### [EXERCISE BRIEF]
Check each line of the material below, and copy it if it holds the string "Program".

....................

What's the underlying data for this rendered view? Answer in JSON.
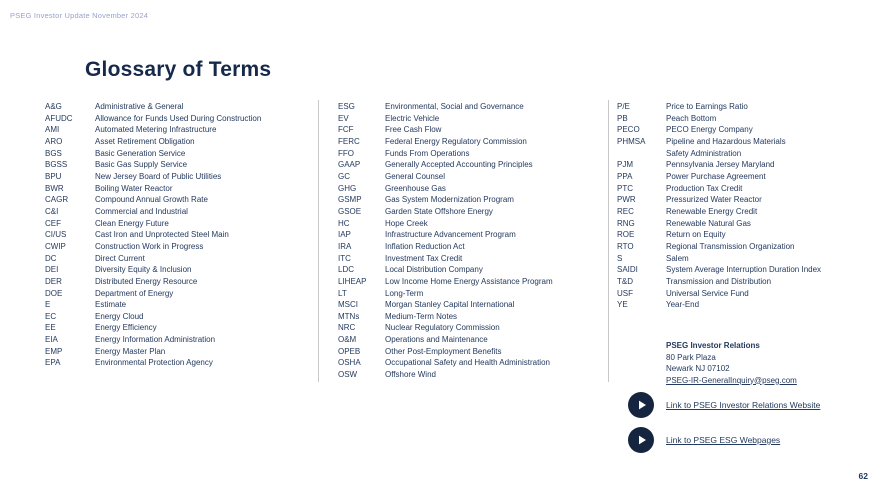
{
  "header": {
    "label": "PSEG Investor Update November 2024"
  },
  "title": "Glossary of Terms",
  "glossary": {
    "columns": [
      {
        "entries": [
          {
            "abbr": "A&G",
            "def": "Administrative & General"
          },
          {
            "abbr": "AFUDC",
            "def": "Allowance for Funds Used During Construction"
          },
          {
            "abbr": "AMI",
            "def": "Automated Metering Infrastructure"
          },
          {
            "abbr": "ARO",
            "def": "Asset Retirement Obligation"
          },
          {
            "abbr": "BGS",
            "def": "Basic Generation Service"
          },
          {
            "abbr": "BGSS",
            "def": "Basic Gas Supply Service"
          },
          {
            "abbr": "BPU",
            "def": "New Jersey Board of Public Utilities"
          },
          {
            "abbr": "BWR",
            "def": "Boiling Water Reactor"
          },
          {
            "abbr": "CAGR",
            "def": "Compound Annual Growth Rate"
          },
          {
            "abbr": "C&I",
            "def": "Commercial and Industrial"
          },
          {
            "abbr": "CEF",
            "def": "Clean Energy Future"
          },
          {
            "abbr": "CI/US",
            "def": "Cast Iron and Unprotected Steel Main"
          },
          {
            "abbr": "CWIP",
            "def": "Construction Work in Progress"
          },
          {
            "abbr": "DC",
            "def": "Direct Current"
          },
          {
            "abbr": "DEI",
            "def": "Diversity Equity & Inclusion"
          },
          {
            "abbr": "DER",
            "def": "Distributed Energy Resource"
          },
          {
            "abbr": "DOE",
            "def": "Department of Energy"
          },
          {
            "abbr": "E",
            "def": "Estimate"
          },
          {
            "abbr": "EC",
            "def": "Energy Cloud"
          },
          {
            "abbr": "EE",
            "def": "Energy Efficiency"
          },
          {
            "abbr": "EIA",
            "def": "Energy Information Administration"
          },
          {
            "abbr": "EMP",
            "def": "Energy Master Plan"
          },
          {
            "abbr": "EPA",
            "def": "Environmental Protection Agency"
          }
        ]
      },
      {
        "entries": [
          {
            "abbr": "ESG",
            "def": "Environmental, Social and Governance"
          },
          {
            "abbr": "EV",
            "def": "Electric Vehicle"
          },
          {
            "abbr": "FCF",
            "def": "Free Cash Flow"
          },
          {
            "abbr": "FERC",
            "def": "Federal Energy Regulatory Commission"
          },
          {
            "abbr": "FFO",
            "def": "Funds From Operations"
          },
          {
            "abbr": "GAAP",
            "def": "Generally Accepted Accounting Principles"
          },
          {
            "abbr": "GC",
            "def": "General Counsel"
          },
          {
            "abbr": "GHG",
            "def": "Greenhouse Gas"
          },
          {
            "abbr": "GSMP",
            "def": "Gas System Modernization Program"
          },
          {
            "abbr": "GSOE",
            "def": "Garden State Offshore Energy"
          },
          {
            "abbr": "HC",
            "def": "Hope Creek"
          },
          {
            "abbr": "IAP",
            "def": "Infrastructure Advancement Program"
          },
          {
            "abbr": "IRA",
            "def": "Inflation Reduction Act"
          },
          {
            "abbr": "ITC",
            "def": "Investment Tax Credit"
          },
          {
            "abbr": "LDC",
            "def": "Local Distribution Company"
          },
          {
            "abbr": "LIHEAP",
            "def": "Low Income Home Energy Assistance Program"
          },
          {
            "abbr": "LT",
            "def": "Long-Term"
          },
          {
            "abbr": "MSCI",
            "def": "Morgan Stanley Capital International"
          },
          {
            "abbr": "MTNs",
            "def": "Medium-Term Notes"
          },
          {
            "abbr": "NRC",
            "def": "Nuclear Regulatory Commission"
          },
          {
            "abbr": "O&M",
            "def": "Operations and Maintenance"
          },
          {
            "abbr": "OPEB",
            "def": "Other Post-Employment Benefits"
          },
          {
            "abbr": "OSHA",
            "def": "Occupational Safety and Health Administration"
          },
          {
            "abbr": "OSW",
            "def": "Offshore Wind"
          }
        ]
      },
      {
        "entries": [
          {
            "abbr": "P/E",
            "def": "Price to Earnings Ratio"
          },
          {
            "abbr": "PB",
            "def": "Peach Bottom"
          },
          {
            "abbr": "PECO",
            "def": "PECO Energy Company"
          },
          {
            "abbr": "PHMSA",
            "def": "Pipeline and Hazardous Materials\nSafety Administration"
          },
          {
            "abbr": "PJM",
            "def": "Pennsylvania Jersey Maryland"
          },
          {
            "abbr": "PPA",
            "def": "Power Purchase Agreement"
          },
          {
            "abbr": "PTC",
            "def": "Production Tax Credit"
          },
          {
            "abbr": "PWR",
            "def": "Pressurized Water Reactor"
          },
          {
            "abbr": "REC",
            "def": "Renewable Energy Credit"
          },
          {
            "abbr": "RNG",
            "def": "Renewable Natural Gas"
          },
          {
            "abbr": "ROE",
            "def": "Return on Equity"
          },
          {
            "abbr": "RTO",
            "def": "Regional Transmission Organization"
          },
          {
            "abbr": "S",
            "def": "Salem"
          },
          {
            "abbr": "SAIDI",
            "def": "System Average Interruption Duration Index"
          },
          {
            "abbr": "T&D",
            "def": "Transmission and Distribution"
          },
          {
            "abbr": "USF",
            "def": "Universal Service Fund"
          },
          {
            "abbr": "YE",
            "def": "Year-End"
          }
        ]
      }
    ]
  },
  "contact": {
    "name": "PSEG Investor Relations",
    "address_line1": "80 Park Plaza",
    "address_line2": "Newark NJ 07102",
    "email": "PSEG-IR-GeneralInquiry@pseg.com"
  },
  "links": [
    {
      "label": "Link to PSEG Investor Relations Website"
    },
    {
      "label": "Link to PSEG ESG Webpages"
    }
  ],
  "page_number": "62",
  "colors": {
    "text_navy": "#243a5e",
    "title_navy": "#16294b",
    "header_muted": "#9aa2cb",
    "play_circle": "#15253f",
    "divider_gray": "#c9c9c9"
  }
}
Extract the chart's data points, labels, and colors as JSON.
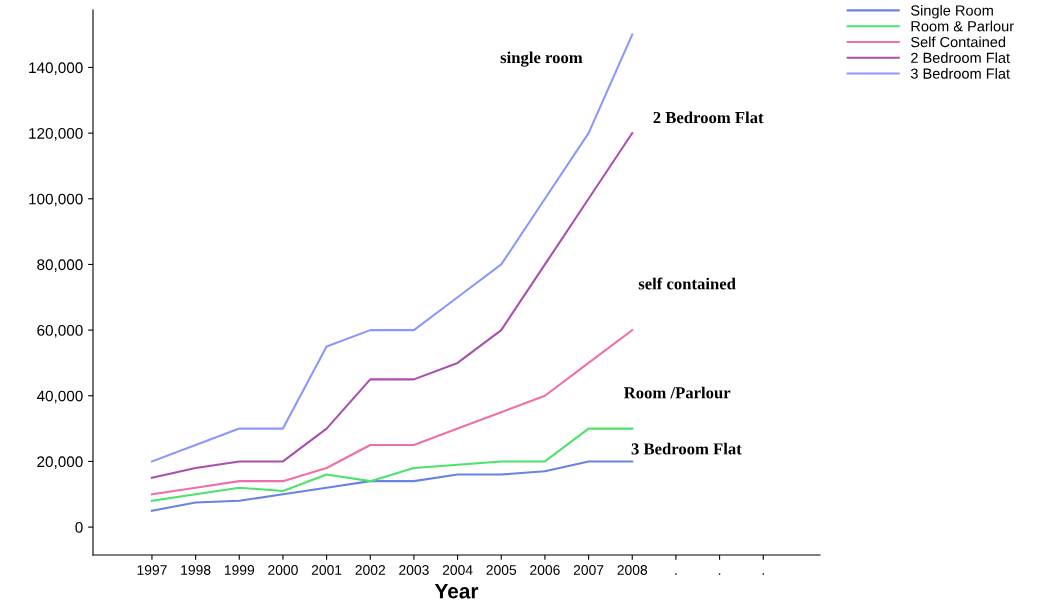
{
  "chart_data": {
    "type": "line",
    "xlabel": "Year",
    "categories": [
      "1997",
      "1998",
      "1999",
      "2000",
      "2001",
      "2002",
      "2003",
      "2004",
      "2005",
      "2006",
      "2007",
      "2008",
      ".",
      ".",
      "."
    ],
    "series": [
      {
        "name": "Single Room",
        "color": "#6a82e0",
        "values": [
          5000,
          7500,
          8000,
          10000,
          12000,
          14000,
          14000,
          16000,
          16000,
          17000,
          20000,
          20000,
          null,
          null,
          null
        ]
      },
      {
        "name": "Room & Parlour",
        "color": "#4be36a",
        "values": [
          8000,
          10000,
          12000,
          11000,
          16000,
          14000,
          18000,
          19000,
          20000,
          20000,
          30000,
          30000,
          null,
          null,
          null
        ]
      },
      {
        "name": "Self Contained",
        "color": "#f06eaa",
        "values": [
          10000,
          12000,
          14000,
          14000,
          18000,
          25000,
          25000,
          30000,
          35000,
          40000,
          50000,
          60000,
          null,
          null,
          null
        ]
      },
      {
        "name": "2 Bedroom Flat",
        "color": "#a94fb0",
        "values": [
          15000,
          18000,
          20000,
          20000,
          30000,
          45000,
          45000,
          50000,
          60000,
          80000,
          100000,
          120000,
          null,
          null,
          null
        ]
      },
      {
        "name": "3 Bedroom Flat",
        "color": "#8c96ff",
        "values": [
          20000,
          25000,
          30000,
          30000,
          55000,
          60000,
          60000,
          70000,
          80000,
          100000,
          120000,
          150000,
          null,
          null,
          null
        ]
      }
    ],
    "ylim": [
      -8500,
      157500
    ],
    "yticks": [
      {
        "value": 0,
        "label": "0"
      },
      {
        "value": 20000,
        "label": "20,000"
      },
      {
        "value": 40000,
        "label": "40,000"
      },
      {
        "value": 60000,
        "label": "60,000"
      },
      {
        "value": 80000,
        "label": "80,000"
      },
      {
        "value": 100000,
        "label": "100,000"
      },
      {
        "value": 120000,
        "label": "120,000"
      },
      {
        "value": 140000,
        "label": "140,000"
      }
    ],
    "annotations": [
      "single room",
      "2 Bedroom Flat",
      "self contained",
      "Room /Parlour",
      "3 Bedroom Flat"
    ],
    "legend": "top right",
    "grid": false,
    "line_style": "solid",
    "marker": "none"
  }
}
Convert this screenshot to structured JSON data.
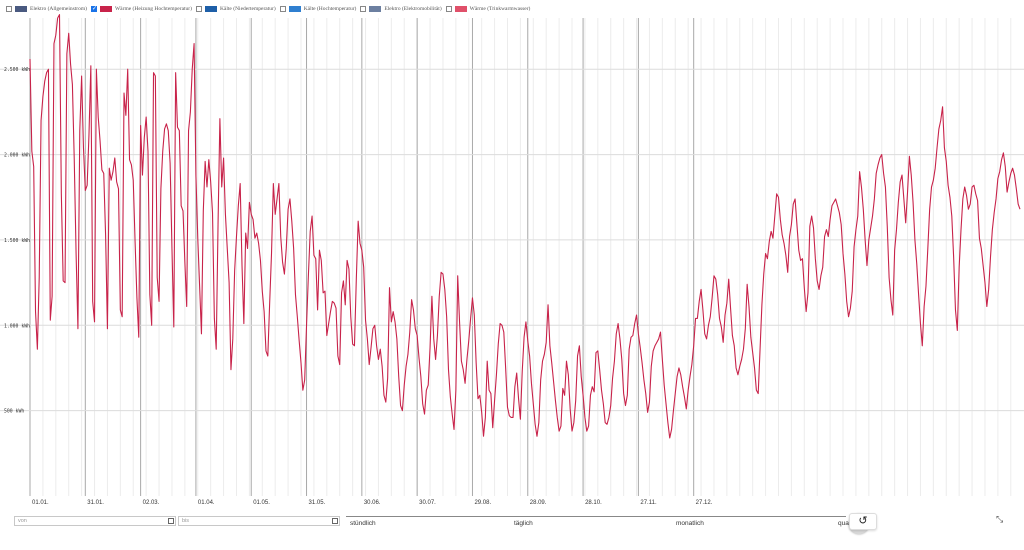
{
  "legend": [
    {
      "label": "Elektro (Allgemeinstrom)",
      "color": "#4a5a80",
      "checked": false
    },
    {
      "label": "Wärme (Heizung Hochtemperatur)",
      "color": "#c8234a",
      "checked": true
    },
    {
      "label": "Kälte (Niedertemperatur)",
      "color": "#1e5fa8",
      "checked": false
    },
    {
      "label": "Kälte (Hochtemperatur)",
      "color": "#2f7fd0",
      "checked": false
    },
    {
      "label": "Elektro (Elektromobilität)",
      "color": "#6c7fa0",
      "checked": false
    },
    {
      "label": "Wärme (Trinkwarmwasser)",
      "color": "#e0506a",
      "checked": false
    }
  ],
  "controls": {
    "from_placeholder": "von",
    "to_placeholder": "bis",
    "granularity": [
      "stündlich",
      "täglich",
      "monatlich",
      "quar"
    ],
    "selected": "täglich"
  },
  "chart_data": {
    "type": "line",
    "x_ticks": [
      "01.01.",
      "31.01.",
      "02.03.",
      "01.04.",
      "01.05.",
      "31.05.",
      "30.06.",
      "30.07.",
      "29.08.",
      "28.09.",
      "28.10.",
      "27.11.",
      "27.12."
    ],
    "y_ticks": [
      "500 kWh",
      "1.000 kWh",
      "1.500 kWh",
      "2.000 kWh",
      "2.500 kWh"
    ],
    "ylim": [
      0,
      2800
    ],
    "series": [
      {
        "name": "Wärme (Heizung Hochtemperatur)",
        "color": "#c8234a",
        "values": [
          2560,
          2020,
          1930,
          1080,
          860,
          1280,
          2200,
          2340,
          2430,
          2480,
          2500,
          1030,
          1170,
          2650,
          2700,
          2800,
          2820,
          1770,
          1260,
          1250,
          2590,
          2710,
          2530,
          2410,
          1970,
          1420,
          980,
          2140,
          2460,
          2040,
          1790,
          1820,
          2120,
          2520,
          1140,
          1020,
          2500,
          2220,
          2080,
          1910,
          1890,
          1530,
          980,
          1920,
          1850,
          1900,
          1980,
          1840,
          1800,
          1090,
          1050,
          2360,
          2230,
          2500,
          1970,
          1940,
          1850,
          1490,
          1160,
          930,
          2170,
          1880,
          2100,
          2220,
          2020,
          1180,
          1000,
          2480,
          2460,
          1280,
          1140,
          1800,
          2020,
          2150,
          2180,
          2140,
          1950,
          1450,
          990,
          2480,
          2160,
          2140,
          1700,
          1670,
          1370,
          1110,
          2140,
          2250,
          2500,
          2650,
          1880,
          1510,
          1230,
          950,
          1670,
          1960,
          1810,
          1970,
          1840,
          1660,
          1040,
          860,
          1590,
          2210,
          1810,
          1980,
          1650,
          1450,
          1250,
          740,
          920,
          1320,
          1520,
          1700,
          1830,
          1350,
          1010,
          1540,
          1450,
          1720,
          1650,
          1620,
          1510,
          1540,
          1480,
          1380,
          1200,
          1080,
          850,
          820,
          1130,
          1420,
          1830,
          1650,
          1740,
          1830,
          1520,
          1370,
          1300,
          1450,
          1680,
          1740,
          1610,
          1450,
          1180,
          1050,
          910,
          780,
          620,
          680,
          1000,
          1290,
          1550,
          1640,
          1410,
          1390,
          1090,
          1440,
          1380,
          1190,
          1200,
          940,
          1010,
          1080,
          1140,
          1130,
          1100,
          820,
          770,
          1190,
          1260,
          1120,
          1380,
          1330,
          1050,
          890,
          880,
          1270,
          1610,
          1480,
          1440,
          1340,
          1030,
          920,
          770,
          870,
          980,
          1000,
          880,
          800,
          860,
          760,
          590,
          550,
          690,
          1220,
          1020,
          1080,
          1020,
          920,
          700,
          530,
          500,
          650,
          760,
          830,
          960,
          1150,
          1090,
          980,
          940,
          810,
          700,
          540,
          480,
          620,
          650,
          870,
          1170,
          920,
          800,
          940,
          1170,
          1310,
          1300,
          1210,
          1050,
          740,
          580,
          480,
          390,
          620,
          1290,
          1020,
          790,
          740,
          660,
          800,
          910,
          1040,
          1160,
          1060,
          780,
          570,
          590,
          490,
          350,
          460,
          790,
          620,
          600,
          400,
          560,
          710,
          890,
          1010,
          1000,
          960,
          750,
          520,
          470,
          460,
          460,
          640,
          720,
          570,
          450,
          730,
          930,
          1020,
          910,
          820,
          660,
          540,
          420,
          350,
          430,
          680,
          790,
          830,
          900,
          1120,
          880,
          780,
          670,
          560,
          460,
          380,
          410,
          630,
          590,
          790,
          710,
          510,
          380,
          430,
          560,
          820,
          880,
          700,
          590,
          460,
          380,
          410,
          590,
          640,
          610,
          840,
          850,
          740,
          620,
          540,
          430,
          420,
          460,
          530,
          690,
          790,
          950,
          1010,
          920,
          800,
          600,
          530,
          590,
          860,
          930,
          940,
          1010,
          1060,
          950,
          870,
          780,
          680,
          600,
          490,
          550,
          760,
          850,
          880,
          900,
          920,
          960,
          800,
          650,
          540,
          430,
          340,
          390,
          500,
          600,
          700,
          750,
          710,
          640,
          580,
          510,
          620,
          700,
          770,
          880,
          1040,
          1040,
          1140,
          1210,
          1090,
          950,
          920,
          1000,
          1050,
          1160,
          1290,
          1270,
          1180,
          1040,
          990,
          900,
          1060,
          1130,
          1270,
          1100,
          940,
          880,
          750,
          710,
          760,
          800,
          860,
          980,
          1240,
          1110,
          930,
          840,
          750,
          620,
          600,
          860,
          1120,
          1300,
          1420,
          1390,
          1490,
          1550,
          1510,
          1640,
          1770,
          1750,
          1620,
          1530,
          1480,
          1410,
          1310,
          1520,
          1590,
          1710,
          1740,
          1590,
          1440,
          1380,
          1390,
          1220,
          1080,
          1190,
          1580,
          1640,
          1570,
          1390,
          1260,
          1210,
          1290,
          1340,
          1520,
          1560,
          1520,
          1620,
          1700,
          1720,
          1740,
          1700,
          1660,
          1590,
          1420,
          1300,
          1140,
          1050,
          1100,
          1200,
          1460,
          1560,
          1640,
          1900,
          1810,
          1680,
          1500,
          1350,
          1500,
          1570,
          1640,
          1740,
          1890,
          1940,
          1980,
          2000,
          1890,
          1810,
          1580,
          1280,
          1150,
          1060,
          1440,
          1560,
          1720,
          1840,
          1880,
          1740,
          1600,
          1780,
          1990,
          1880,
          1720,
          1500,
          1360,
          1180,
          1010,
          880,
          1110,
          1230,
          1450,
          1680,
          1810,
          1850,
          1920,
          2040,
          2150,
          2200,
          2280,
          2040,
          1960,
          1820,
          1750,
          1640,
          1400,
          1090,
          970,
          1340,
          1560,
          1740,
          1810,
          1760,
          1680,
          1710,
          1810,
          1820,
          1770,
          1730,
          1510,
          1450,
          1350,
          1250,
          1110,
          1210,
          1400,
          1560,
          1660,
          1740,
          1860,
          1900,
          1970,
          2010,
          1930,
          1780,
          1840,
          1890,
          1920,
          1880,
          1800,
          1710,
          1680
        ]
      }
    ]
  }
}
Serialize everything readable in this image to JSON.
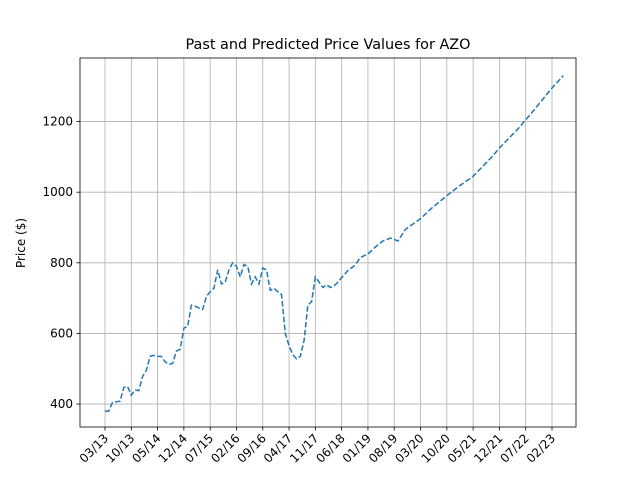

....................

### [TASK ANSWER]
            "def": "Gas System Modernization Program"
            "def": "Infrastructure Advancement Program"
            "def": "Low Income Home Energy Assistance Program"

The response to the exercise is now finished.